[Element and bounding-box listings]
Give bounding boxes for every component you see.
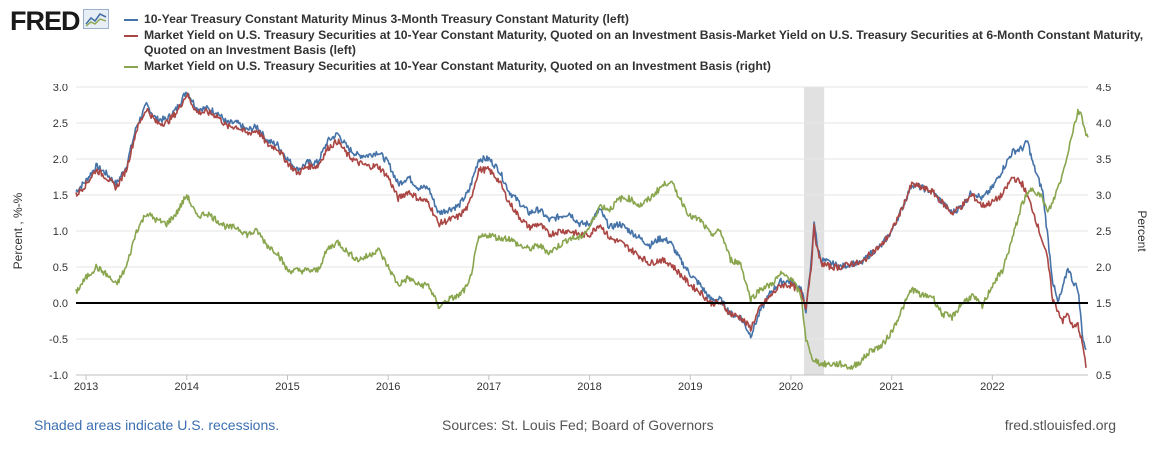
series-line-3 bbox=[75, 108, 1089, 370]
x-tick-label: 2013 bbox=[74, 381, 98, 393]
right-tick-label: 2.0 bbox=[1096, 262, 1111, 274]
site-link[interactable]: fred.stlouisfed.org bbox=[1004, 417, 1116, 433]
fred-logo[interactable]: FRED bbox=[10, 6, 109, 36]
x-tick-label: 2014 bbox=[175, 381, 199, 393]
right-axis-title: Percent bbox=[1135, 210, 1149, 252]
legend-swatch bbox=[124, 19, 138, 21]
right-tick-label: 0.5 bbox=[1096, 370, 1111, 382]
logo-text: FRED bbox=[10, 6, 80, 36]
line-chart[interactable]: 3.0 2.5 2.0 1.5 1.0 0.5 0.0 -0.5 -1.0 4.5 4.0 3.5 3.… bbox=[0, 82, 1168, 404]
x-tick-label: 2022 bbox=[980, 381, 1004, 393]
left-tick-label: 1.0 bbox=[53, 226, 68, 238]
left-tick-label: -0.5 bbox=[49, 334, 68, 346]
sources-text: Sources: St. Louis Fed; Board of Governo… bbox=[442, 417, 714, 433]
chart-legend: 10-Year Treasury Constant Maturity Minus… bbox=[124, 12, 1144, 74]
x-tick-label: 2021 bbox=[879, 381, 903, 393]
legend-item-spread-3m[interactable]: 10-Year Treasury Constant Maturity Minus… bbox=[124, 12, 1144, 28]
right-tick-label: 1.0 bbox=[1096, 334, 1111, 346]
right-tick-label: 4.5 bbox=[1096, 84, 1111, 94]
legend-swatch bbox=[124, 34, 138, 37]
left-tick-label: 2.0 bbox=[53, 154, 68, 166]
left-tick-label: 3.0 bbox=[53, 84, 68, 94]
chart-header: FRED 10-Year Treasury Constant Maturity … bbox=[0, 0, 1168, 84]
left-tick-label: -1.0 bbox=[49, 370, 68, 382]
legend-swatch bbox=[124, 65, 138, 68]
x-tick-label: 2018 bbox=[577, 381, 601, 393]
left-tick-label: 1.5 bbox=[53, 190, 68, 202]
recession-note-link[interactable]: Shaded areas indicate U.S. recessions. bbox=[34, 417, 280, 433]
left-tick-label: 0.5 bbox=[53, 262, 68, 274]
series-line-1 bbox=[75, 91, 1087, 351]
x-tick-label: 2015 bbox=[275, 381, 299, 393]
right-tick-label: 2.5 bbox=[1096, 226, 1111, 238]
right-tick-label: 3.5 bbox=[1096, 154, 1111, 166]
legend-label: 10-Year Treasury Constant Maturity Minus… bbox=[144, 12, 629, 26]
chart-area: 3.0 2.5 2.0 1.5 1.0 0.5 0.0 -0.5 -1.0 4.5 4.0 3.5 3.… bbox=[0, 82, 1168, 404]
chart-footer: Shaded areas indicate U.S. recessions. S… bbox=[0, 404, 1168, 450]
x-tick-label: 2017 bbox=[477, 381, 501, 393]
legend-item-10y-yield[interactable]: Market Yield on U.S. Treasury Securities… bbox=[124, 59, 1144, 75]
legend-label: Market Yield on U.S. Treasury Securities… bbox=[144, 58, 771, 73]
right-tick-label: 1.5 bbox=[1096, 298, 1111, 310]
left-axis-title: Percent , %-% bbox=[11, 192, 25, 269]
chart-line-icon bbox=[82, 8, 109, 34]
left-tick-label: 0.0 bbox=[53, 298, 68, 310]
left-tick-label: 2.5 bbox=[53, 118, 68, 130]
legend-label: Market Yield on U.S. Treasury Securities… bbox=[144, 27, 1144, 58]
series-line-2 bbox=[75, 92, 1087, 368]
x-tick-label: 2019 bbox=[678, 381, 702, 393]
right-tick-label: 4.0 bbox=[1096, 118, 1111, 130]
right-tick-label: 3.0 bbox=[1096, 190, 1111, 202]
x-tick-label: 2016 bbox=[376, 381, 400, 393]
legend-item-spread-6m[interactable]: Market Yield on U.S. Treasury Securities… bbox=[124, 28, 1144, 59]
x-tick-label: 2020 bbox=[779, 381, 803, 393]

Task objective –
Extract every line of the data above that contains the string "Yield", treating uppercase and lowercase letters as distinct.

Finished answer –
legend-item-10y-yield[interactable]: Market Yield on U.S. Treasury Securities… bbox=[124, 59, 1144, 75]
legend-label: Market Yield on U.S. Treasury Securities… bbox=[144, 58, 771, 73]
legend-label: Market Yield on U.S. Treasury Securities… bbox=[144, 27, 1144, 58]
legend-item-spread-6m[interactable]: Market Yield on U.S. Treasury Securities… bbox=[124, 28, 1144, 59]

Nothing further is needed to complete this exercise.